Short problem:
Output every record word for word.

** BEGIN **

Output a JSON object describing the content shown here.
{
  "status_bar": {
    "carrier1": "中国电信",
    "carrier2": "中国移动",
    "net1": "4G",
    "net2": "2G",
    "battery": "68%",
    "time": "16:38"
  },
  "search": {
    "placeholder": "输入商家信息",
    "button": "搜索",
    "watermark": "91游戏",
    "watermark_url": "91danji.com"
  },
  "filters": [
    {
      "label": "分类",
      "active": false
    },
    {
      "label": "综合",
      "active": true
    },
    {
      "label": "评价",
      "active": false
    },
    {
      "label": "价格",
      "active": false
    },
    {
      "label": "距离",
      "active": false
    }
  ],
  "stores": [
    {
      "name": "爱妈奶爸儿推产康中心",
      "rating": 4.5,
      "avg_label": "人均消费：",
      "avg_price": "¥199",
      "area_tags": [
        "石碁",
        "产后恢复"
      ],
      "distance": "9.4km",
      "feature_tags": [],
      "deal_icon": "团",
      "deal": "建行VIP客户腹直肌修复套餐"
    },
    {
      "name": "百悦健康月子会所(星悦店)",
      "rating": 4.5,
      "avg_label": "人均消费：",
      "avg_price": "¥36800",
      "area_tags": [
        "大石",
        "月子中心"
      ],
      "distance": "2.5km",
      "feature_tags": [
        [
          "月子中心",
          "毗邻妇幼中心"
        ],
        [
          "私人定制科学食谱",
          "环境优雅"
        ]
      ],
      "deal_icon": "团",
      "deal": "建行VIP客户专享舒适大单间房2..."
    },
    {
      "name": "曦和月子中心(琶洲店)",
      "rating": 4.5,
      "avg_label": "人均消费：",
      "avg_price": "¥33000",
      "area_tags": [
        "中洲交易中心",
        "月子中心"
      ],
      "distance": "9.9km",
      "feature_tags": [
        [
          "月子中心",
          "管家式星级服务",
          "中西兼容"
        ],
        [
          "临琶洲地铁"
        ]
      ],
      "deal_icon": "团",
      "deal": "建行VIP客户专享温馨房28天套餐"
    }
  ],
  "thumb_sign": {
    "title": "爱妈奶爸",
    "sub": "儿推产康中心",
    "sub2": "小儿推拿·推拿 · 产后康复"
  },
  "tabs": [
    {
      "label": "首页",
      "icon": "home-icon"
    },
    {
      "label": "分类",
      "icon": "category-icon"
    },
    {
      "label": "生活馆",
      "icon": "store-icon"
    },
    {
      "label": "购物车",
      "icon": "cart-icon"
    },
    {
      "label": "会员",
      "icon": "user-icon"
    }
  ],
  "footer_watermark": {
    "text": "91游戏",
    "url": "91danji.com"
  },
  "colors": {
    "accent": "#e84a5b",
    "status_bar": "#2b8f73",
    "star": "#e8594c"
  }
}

** END **

Right answer:
Output a JSON object describing the content shown here.
{
  "status_bar": {
    "carrier1": "中国电信",
    "carrier2": "中国移动",
    "net1": "4G",
    "net2": "2G",
    "battery": "68%",
    "time": "16:38"
  },
  "search": {
    "placeholder": "输入商家信息",
    "button": "搜索",
    "watermark": "91游戏",
    "watermark_url": "91danji.com"
  },
  "filters": [
    {
      "label": "分类",
      "active": false
    },
    {
      "label": "综合",
      "active": true
    },
    {
      "label": "评价",
      "active": false
    },
    {
      "label": "价格",
      "active": false
    },
    {
      "label": "距离",
      "active": false
    }
  ],
  "stores": [
    {
      "name": "爱妈奶爸儿推产康中心",
      "rating": 4.5,
      "avg_label": "人均消费：",
      "avg_price": "¥199",
      "area_tags": [
        "石碁",
        "产后恢复"
      ],
      "distance": "9.4km",
      "feature_tags": [],
      "deal_icon": "团",
      "deal": "建行VIP客户腹直肌修复套餐"
    },
    {
      "name": "百悦健康月子会所(星悦店)",
      "rating": 4.5,
      "avg_label": "人均消费：",
      "avg_price": "¥36800",
      "area_tags": [
        "大石",
        "月子中心"
      ],
      "distance": "2.5km",
      "feature_tags": [
        [
          "月子中心",
          "毗邻妇幼中心"
        ],
        [
          "私人定制科学食谱",
          "环境优雅"
        ]
      ],
      "deal_icon": "团",
      "deal": "建行VIP客户专享舒适大单间房2..."
    },
    {
      "name": "曦和月子中心(琶洲店)",
      "rating": 4.5,
      "avg_label": "人均消费：",
      "avg_price": "¥33000",
      "area_tags": [
        "中洲交易中心",
        "月子中心"
      ],
      "distance": "9.9km",
      "feature_tags": [
        [
          "月子中心",
          "管家式星级服务",
          "中西兼容"
        ],
        [
          "临琶洲地铁"
        ]
      ],
      "deal_icon": "团",
      "deal": "建行VIP客户专享温馨房28天套餐"
    }
  ],
  "thumb_sign": {
    "title": "爱妈奶爸",
    "sub": "儿推产康中心",
    "sub2": "小儿推拿·推拿 · 产后康复"
  },
  "tabs": [
    {
      "label": "首页",
      "icon": "home-icon"
    },
    {
      "label": "分类",
      "icon": "category-icon"
    },
    {
      "label": "生活馆",
      "icon": "store-icon"
    },
    {
      "label": "购物车",
      "icon": "cart-icon"
    },
    {
      "label": "会员",
      "icon": "user-icon"
    }
  ],
  "footer_watermark": {
    "text": "91游戏",
    "url": "91danji.com"
  },
  "colors": {
    "accent": "#e84a5b",
    "status_bar": "#2b8f73",
    "star": "#e8594c"
  }
}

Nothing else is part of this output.